**Text shown**.
Challenges caused by more frequent droughts, heat waves and/or floods in other major agricultural regions such as the southern U.S., Russia, South America and Europe, could ramp up demand for crops produced in the longer growing season of the Canadian Prairies. Market opportunities and prices could increase and provide better returns, as long as Mother Nature doesn’t hit the Prairies with one of her much more intense and frequent extreme weather events.
How likely is this scenario?
Researchers at Simon Fraser University (SFU) and the University of Concordia recently published a research report which concludes Canada’s climate will inevitably warm by a least two degrees over the next decade, and that’s if all greenhouse gas (GHG) emissions ceased today. Due to GHG emissions to date the world’s temperature has already warmed by 1.5 C since the beginning of the industrial era. The study shows that eliminating all emissions would still lead to an additional short-term warming over the next decade of 0.25 to 0.5 C because of the concentration of long-lived GHG’s such as carbon dioxide already present in the atmosphere.
“One to 1.5 C of global warming may not seem like a great deal,” says report co-author, Dr. Kirsten Zickfeld, an assistant professor of geography at SFU in a press release from March 2012. “But we need to realize that the warming would not be distributed equally over the globe, with mid- to high-latitude regions such as Canada, Alaska, northeastern Europe, Russia and northern China being most strongly affected. Our research shows that as a result of past emissions, a warming of at least 2 C will be unavoidable in those regions.”
Two degrees may seem pretty insignificant, but to put it in perspective, Zickfeld adds, the global temperature was only five degrees colder than today’s during the last ice age.
The above scenario does not venture into the realm of GHG emissions continuing to rise at current rates, which is a much more likely scenario, and which is leading many scientists to predict increases in overall global temperatures anywhere in the range of 2.5 C to 6 C degrees by 2100. There’s no quick fix to the problem of climate change. Thirty-three per cent of all fossil fuel carbon dioxide emissions remain in the air after 100 years and 19 per cent are still there after 1,000 years.
When you add in the multiplier effects of other feedback processes (such as melting polar ice caps and rises in global mean sea level), it’s almost impossible to predict the extent to which localized weather patterns in many areas will be affected by climate change and in what way they will be affected.

**Challenge 1**.
Repeat the lines in the entries below verbatim, from the line with "x-tick-label: 2021 — [177, 416, 206, 431]" to the line with "y-tick-label: 120 — [18, 195, 40, 210]".

**Provided information**.
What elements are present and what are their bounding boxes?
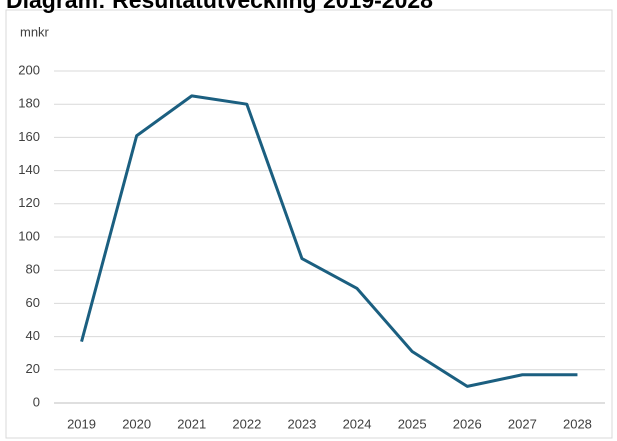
x-tick-label: 2021 — [177, 416, 206, 431]
x-tick-label: 2023 — [287, 416, 316, 431]
x-tick-label: 2020 — [122, 416, 151, 431]
x-tick-label: 2022 — [232, 416, 261, 431]
x-tick-label: 2026 — [453, 416, 482, 431]
x-tick-label: 2025 — [398, 416, 427, 431]
y-tick-label: 60 — [26, 295, 40, 310]
x-tick-label: 2027 — [508, 416, 537, 431]
y-tick-label: 120 — [18, 195, 40, 210]
x-tick-label: 2028 — [563, 416, 592, 431]
chart-title: Diagram: Resultatutveckling 2019-2028 — [6, 0, 433, 13]
y-tick-label: 100 — [18, 228, 40, 243]
y-tick-label: 80 — [26, 262, 40, 277]
y-tick-label: 160 — [18, 129, 40, 144]
y-axis-label: mnkr — [20, 24, 50, 39]
y-tick-label: 20 — [26, 361, 40, 376]
x-tick-label: 2019 — [67, 416, 96, 431]
x-tick-label: 2024 — [343, 416, 372, 431]
y-tick-label: 0 — [33, 394, 40, 409]
y-tick-label: 40 — [26, 328, 40, 343]
data-line — [80, 94, 578, 388]
y-tick-label: 180 — [18, 96, 40, 111]
y-tick-label: 140 — [18, 162, 40, 177]
chart-border — [5, 9, 613, 439]
y-tick-label: 200 — [18, 62, 40, 77]
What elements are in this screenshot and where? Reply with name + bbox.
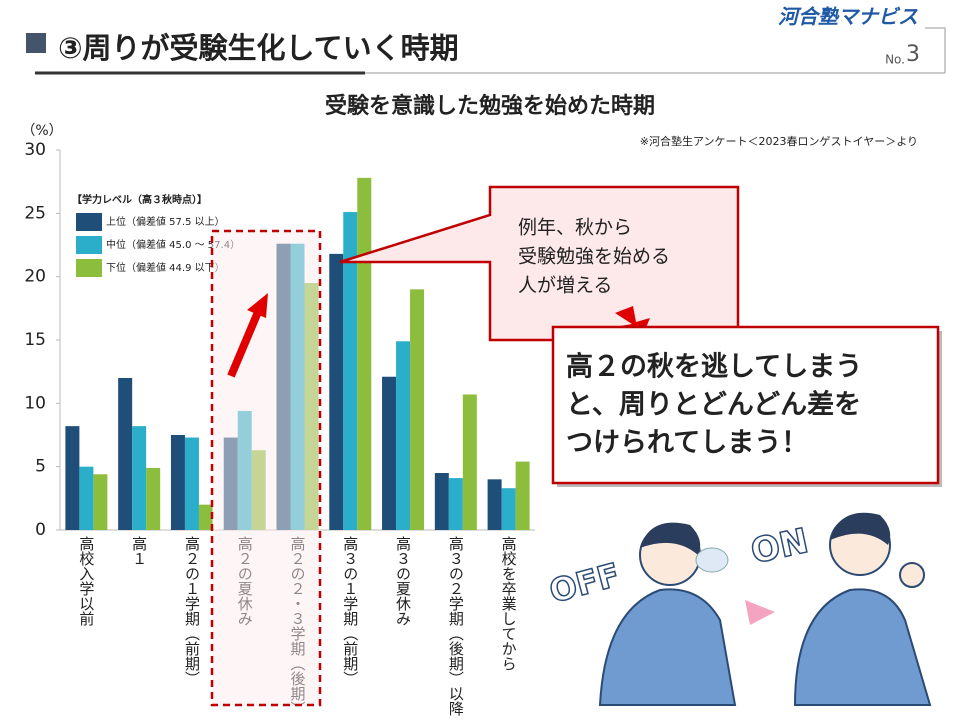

**Challenge 2**.
From the passage on Canadian climate warming, reproduce the words from "How likely is" to "in the atmosphere." verbatim.

**Complete output 1**.
x-tick-label: 2021 — [177, 416, 206, 431]
x-tick-label: 2023 — [287, 416, 316, 431]
x-tick-label: 2020 — [122, 416, 151, 431]
x-tick-label: 2022 — [232, 416, 261, 431]
x-tick-label: 2026 — [453, 416, 482, 431]
x-tick-label: 2025 — [398, 416, 427, 431]
y-tick-label: 60 — [26, 295, 40, 310]
x-tick-label: 2027 — [508, 416, 537, 431]
y-tick-label: 120 — [18, 195, 40, 210]

**Complete output 2**.
How likely is this scenario?
Researchers at Simon Fraser University (SFU) and the University of Concordia recently published a research report which concludes Canada’s climate will inevitably warm by a least two degrees over the next decade, and that’s if all greenhouse gas (GHG) emissions ceased today. Due to GHG emissions to date the world’s temperature has already warmed by 1.5 C since the beginning of the industrial era. The study shows that eliminating all emissions would still lead to an additional short-term warming over the next decade of 0.25 to 0.5 C because of the concentration of long-lived GHG’s such as carbon dioxide already present in the atmosphere.